Challenge:
Check each line of the records for "знань"; collect those that have it.

# start of Record list

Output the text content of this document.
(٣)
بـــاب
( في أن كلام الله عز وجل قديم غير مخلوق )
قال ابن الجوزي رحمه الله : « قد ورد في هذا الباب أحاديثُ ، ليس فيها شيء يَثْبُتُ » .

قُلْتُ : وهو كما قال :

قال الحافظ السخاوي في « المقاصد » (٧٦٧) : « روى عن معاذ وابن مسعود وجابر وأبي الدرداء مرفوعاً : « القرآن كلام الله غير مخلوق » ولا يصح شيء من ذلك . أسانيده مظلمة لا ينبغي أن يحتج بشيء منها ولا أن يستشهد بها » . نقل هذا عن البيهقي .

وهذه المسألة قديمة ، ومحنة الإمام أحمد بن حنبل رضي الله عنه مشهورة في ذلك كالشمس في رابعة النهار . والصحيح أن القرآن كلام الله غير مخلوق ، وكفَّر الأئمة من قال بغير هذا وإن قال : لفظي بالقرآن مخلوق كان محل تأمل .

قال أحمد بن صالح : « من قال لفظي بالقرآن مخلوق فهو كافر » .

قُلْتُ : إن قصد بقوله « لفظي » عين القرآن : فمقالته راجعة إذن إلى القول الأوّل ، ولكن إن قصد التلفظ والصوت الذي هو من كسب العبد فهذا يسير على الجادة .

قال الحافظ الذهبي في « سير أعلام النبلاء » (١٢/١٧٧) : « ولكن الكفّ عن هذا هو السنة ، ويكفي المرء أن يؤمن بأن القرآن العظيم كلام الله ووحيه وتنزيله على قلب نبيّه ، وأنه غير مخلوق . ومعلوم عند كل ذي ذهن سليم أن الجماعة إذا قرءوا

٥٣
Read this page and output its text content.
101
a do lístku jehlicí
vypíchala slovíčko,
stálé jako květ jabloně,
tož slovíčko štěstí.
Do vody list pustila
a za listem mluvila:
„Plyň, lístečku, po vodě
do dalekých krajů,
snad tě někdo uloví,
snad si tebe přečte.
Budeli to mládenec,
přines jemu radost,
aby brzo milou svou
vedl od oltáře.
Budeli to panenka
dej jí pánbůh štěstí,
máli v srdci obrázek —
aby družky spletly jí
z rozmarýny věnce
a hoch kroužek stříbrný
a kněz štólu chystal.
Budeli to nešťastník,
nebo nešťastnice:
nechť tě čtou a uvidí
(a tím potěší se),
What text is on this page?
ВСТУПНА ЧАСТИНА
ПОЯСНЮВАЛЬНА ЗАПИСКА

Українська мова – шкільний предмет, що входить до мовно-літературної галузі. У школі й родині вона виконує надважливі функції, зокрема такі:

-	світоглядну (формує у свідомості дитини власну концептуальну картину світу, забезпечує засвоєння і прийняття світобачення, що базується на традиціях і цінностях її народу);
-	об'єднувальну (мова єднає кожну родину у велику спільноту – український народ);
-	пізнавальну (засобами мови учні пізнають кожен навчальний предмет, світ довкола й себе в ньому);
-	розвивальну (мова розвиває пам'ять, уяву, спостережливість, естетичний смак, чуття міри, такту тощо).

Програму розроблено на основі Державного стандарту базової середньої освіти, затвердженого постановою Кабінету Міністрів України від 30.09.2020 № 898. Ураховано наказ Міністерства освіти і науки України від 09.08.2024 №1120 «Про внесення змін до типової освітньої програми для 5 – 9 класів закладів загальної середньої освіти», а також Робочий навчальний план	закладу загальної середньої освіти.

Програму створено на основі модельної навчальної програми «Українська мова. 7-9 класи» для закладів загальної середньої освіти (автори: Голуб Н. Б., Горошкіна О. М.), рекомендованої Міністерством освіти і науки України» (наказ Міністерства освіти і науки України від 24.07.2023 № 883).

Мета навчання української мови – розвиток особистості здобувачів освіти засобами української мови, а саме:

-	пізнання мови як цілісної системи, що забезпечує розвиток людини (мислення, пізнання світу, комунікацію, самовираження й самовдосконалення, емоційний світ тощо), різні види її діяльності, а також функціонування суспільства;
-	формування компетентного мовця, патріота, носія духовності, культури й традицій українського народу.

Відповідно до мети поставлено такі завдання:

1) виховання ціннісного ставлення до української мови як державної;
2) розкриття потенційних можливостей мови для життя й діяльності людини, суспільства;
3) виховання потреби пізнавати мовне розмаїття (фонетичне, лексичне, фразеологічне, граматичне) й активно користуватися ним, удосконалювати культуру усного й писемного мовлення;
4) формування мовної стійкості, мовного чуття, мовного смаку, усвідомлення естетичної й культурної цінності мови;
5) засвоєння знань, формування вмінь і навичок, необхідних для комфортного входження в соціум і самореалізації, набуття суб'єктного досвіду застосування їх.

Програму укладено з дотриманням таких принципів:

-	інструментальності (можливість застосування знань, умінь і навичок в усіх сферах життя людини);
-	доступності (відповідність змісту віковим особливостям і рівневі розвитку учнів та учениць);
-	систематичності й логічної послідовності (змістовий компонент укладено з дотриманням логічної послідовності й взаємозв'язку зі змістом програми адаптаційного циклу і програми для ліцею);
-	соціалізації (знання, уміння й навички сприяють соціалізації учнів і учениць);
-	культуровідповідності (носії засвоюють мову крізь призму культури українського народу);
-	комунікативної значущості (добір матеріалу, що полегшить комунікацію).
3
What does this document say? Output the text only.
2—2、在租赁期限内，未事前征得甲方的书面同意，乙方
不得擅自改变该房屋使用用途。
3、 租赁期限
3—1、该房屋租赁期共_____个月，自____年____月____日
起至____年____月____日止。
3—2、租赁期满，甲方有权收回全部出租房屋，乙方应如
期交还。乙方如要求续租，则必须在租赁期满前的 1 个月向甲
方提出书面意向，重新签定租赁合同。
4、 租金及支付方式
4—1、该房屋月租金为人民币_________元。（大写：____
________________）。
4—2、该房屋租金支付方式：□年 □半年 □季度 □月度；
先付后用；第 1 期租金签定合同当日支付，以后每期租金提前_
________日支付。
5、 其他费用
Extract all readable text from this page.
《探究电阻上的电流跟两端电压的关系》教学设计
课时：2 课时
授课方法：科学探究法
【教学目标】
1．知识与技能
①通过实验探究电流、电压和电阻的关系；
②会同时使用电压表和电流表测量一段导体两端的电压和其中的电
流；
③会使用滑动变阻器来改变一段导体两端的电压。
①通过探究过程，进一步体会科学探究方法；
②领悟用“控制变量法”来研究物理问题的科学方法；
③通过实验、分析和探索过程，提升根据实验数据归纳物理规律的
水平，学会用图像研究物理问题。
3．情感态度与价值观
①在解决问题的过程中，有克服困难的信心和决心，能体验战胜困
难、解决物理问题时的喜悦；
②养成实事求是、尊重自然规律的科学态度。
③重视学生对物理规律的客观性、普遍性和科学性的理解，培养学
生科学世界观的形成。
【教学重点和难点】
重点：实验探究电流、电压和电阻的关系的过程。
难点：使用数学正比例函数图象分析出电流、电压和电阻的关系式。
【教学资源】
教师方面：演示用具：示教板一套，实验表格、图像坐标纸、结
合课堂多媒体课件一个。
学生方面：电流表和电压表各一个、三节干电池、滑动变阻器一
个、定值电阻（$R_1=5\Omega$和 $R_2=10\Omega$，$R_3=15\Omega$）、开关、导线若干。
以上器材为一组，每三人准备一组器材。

# end of Record list

Reply:
5) засвоєння знань, формування вмінь і навичок, необхідних для комфортного входження в соціум і самореалізації, набуття суб'єктного досвіду застосування їх.
-	інструментальності (можливість застосування знань, умінь і навичок в усіх сферах життя людини);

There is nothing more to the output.